GOAL OF THE EXERCISE: Extract all of the data and reproduce it precisely.

─── AVAILABLE DATA ───

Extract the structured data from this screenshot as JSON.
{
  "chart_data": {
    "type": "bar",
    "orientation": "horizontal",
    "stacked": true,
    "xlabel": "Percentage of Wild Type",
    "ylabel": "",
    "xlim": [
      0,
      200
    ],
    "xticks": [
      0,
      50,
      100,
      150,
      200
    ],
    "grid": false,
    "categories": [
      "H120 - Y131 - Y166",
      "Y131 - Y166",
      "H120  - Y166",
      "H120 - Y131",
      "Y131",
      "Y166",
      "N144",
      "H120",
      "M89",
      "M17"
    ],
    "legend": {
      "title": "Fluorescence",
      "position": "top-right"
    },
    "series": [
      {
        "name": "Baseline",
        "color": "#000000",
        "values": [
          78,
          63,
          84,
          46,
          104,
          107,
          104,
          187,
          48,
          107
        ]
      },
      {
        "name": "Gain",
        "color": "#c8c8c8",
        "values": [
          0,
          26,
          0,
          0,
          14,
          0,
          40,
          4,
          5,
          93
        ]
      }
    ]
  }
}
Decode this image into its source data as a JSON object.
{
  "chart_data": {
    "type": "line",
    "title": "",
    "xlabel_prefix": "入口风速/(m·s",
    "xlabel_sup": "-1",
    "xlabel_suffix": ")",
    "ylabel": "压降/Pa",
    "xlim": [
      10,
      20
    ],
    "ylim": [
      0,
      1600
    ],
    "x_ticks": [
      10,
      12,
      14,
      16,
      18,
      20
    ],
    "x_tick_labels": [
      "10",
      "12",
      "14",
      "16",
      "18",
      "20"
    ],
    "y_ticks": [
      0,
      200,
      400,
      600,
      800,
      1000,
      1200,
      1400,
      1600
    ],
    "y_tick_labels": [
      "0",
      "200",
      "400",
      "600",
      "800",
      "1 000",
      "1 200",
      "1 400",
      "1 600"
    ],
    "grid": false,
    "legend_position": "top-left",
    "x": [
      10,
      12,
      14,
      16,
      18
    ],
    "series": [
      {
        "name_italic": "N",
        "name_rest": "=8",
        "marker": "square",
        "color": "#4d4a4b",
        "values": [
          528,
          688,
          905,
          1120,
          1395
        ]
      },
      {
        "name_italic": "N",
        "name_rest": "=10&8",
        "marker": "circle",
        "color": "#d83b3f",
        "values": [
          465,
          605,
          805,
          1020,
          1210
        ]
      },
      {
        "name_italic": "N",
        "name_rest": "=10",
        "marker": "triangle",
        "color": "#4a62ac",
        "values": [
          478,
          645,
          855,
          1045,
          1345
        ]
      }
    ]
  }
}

───

WRITTEN SOLUTION:
Extract the structured data from this screenshot as JSON.
{
  "chart_data": {
    "type": "bar",
    "orientation": "horizontal",
    "stacked": true,
    "xlabel": "Percentage of Wild Type",
    "ylabel": "",
    "xlim": [
      0,
      200
    ],
    "xticks": [
      0,
      50,
      100,
      150,
      200
    ],
    "grid": false,
    "categories": [
      "H120 - Y131 - Y166",
      "Y131 - Y166",
      "H120  - Y166",
      "H120 - Y131",
      "Y131",
      "Y166",
      "N144",
      "H120",
      "M89",
      "M17"
    ],
    "legend": {
      "title": "Fluorescence",
      "position": "top-right"
    },
    "series": [
      {
        "name": "Baseline",
        "color": "#000000",
        "values": [
          78,
          63,
          84,
          46,
          104,
          107,
          104,
          187,
          48,
          107
        ]
      },
      {
        "name": "Gain",
        "color": "#c8c8c8",
        "values": [
          0,
          26,
          0,
          0,
          14,
          0,
          40,
          4,
          5,
          93
        ]
      }
    ]
  }
}
Decode this image into its source data as a JSON object.
{
  "chart_data": {
    "type": "line",
    "title": "",
    "xlabel_prefix": "入口风速/(m·s",
    "xlabel_sup": "-1",
    "xlabel_suffix": ")",
    "ylabel": "压降/Pa",
    "xlim": [
      10,
      20
    ],
    "ylim": [
      0,
      1600
    ],
    "x_ticks": [
      10,
      12,
      14,
      16,
      18,
      20
    ],
    "x_tick_labels": [
      "10",
      "12",
      "14",
      "16",
      "18",
      "20"
    ],
    "y_ticks": [
      0,
      200,
      400,
      600,
      800,
      1000,
      1200,
      1400,
      1600
    ],
    "y_tick_labels": [
      "0",
      "200",
      "400",
      "600",
      "800",
      "1 000",
      "1 200",
      "1 400",
      "1 600"
    ],
    "grid": false,
    "legend_position": "top-left",
    "x": [
      10,
      12,
      14,
      16,
      18
    ],
    "series": [
      {
        "name_italic": "N",
        "name_rest": "=8",
        "marker": "square",
        "color": "#4d4a4b",
        "values": [
          528,
          688,
          905,
          1120,
          1395
        ]
      },
      {
        "name_italic": "N",
        "name_rest": "=10&8",
        "marker": "circle",
        "color": "#d83b3f",
        "values": [
          465,
          605,
          805,
          1020,
          1210
        ]
      },
      {
        "name_italic": "N",
        "name_rest": "=10",
        "marker": "triangle",
        "color": "#4a62ac",
        "values": [
          478,
          645,
          855,
          1045,
          1345
        ]
      }
    ]
  }
}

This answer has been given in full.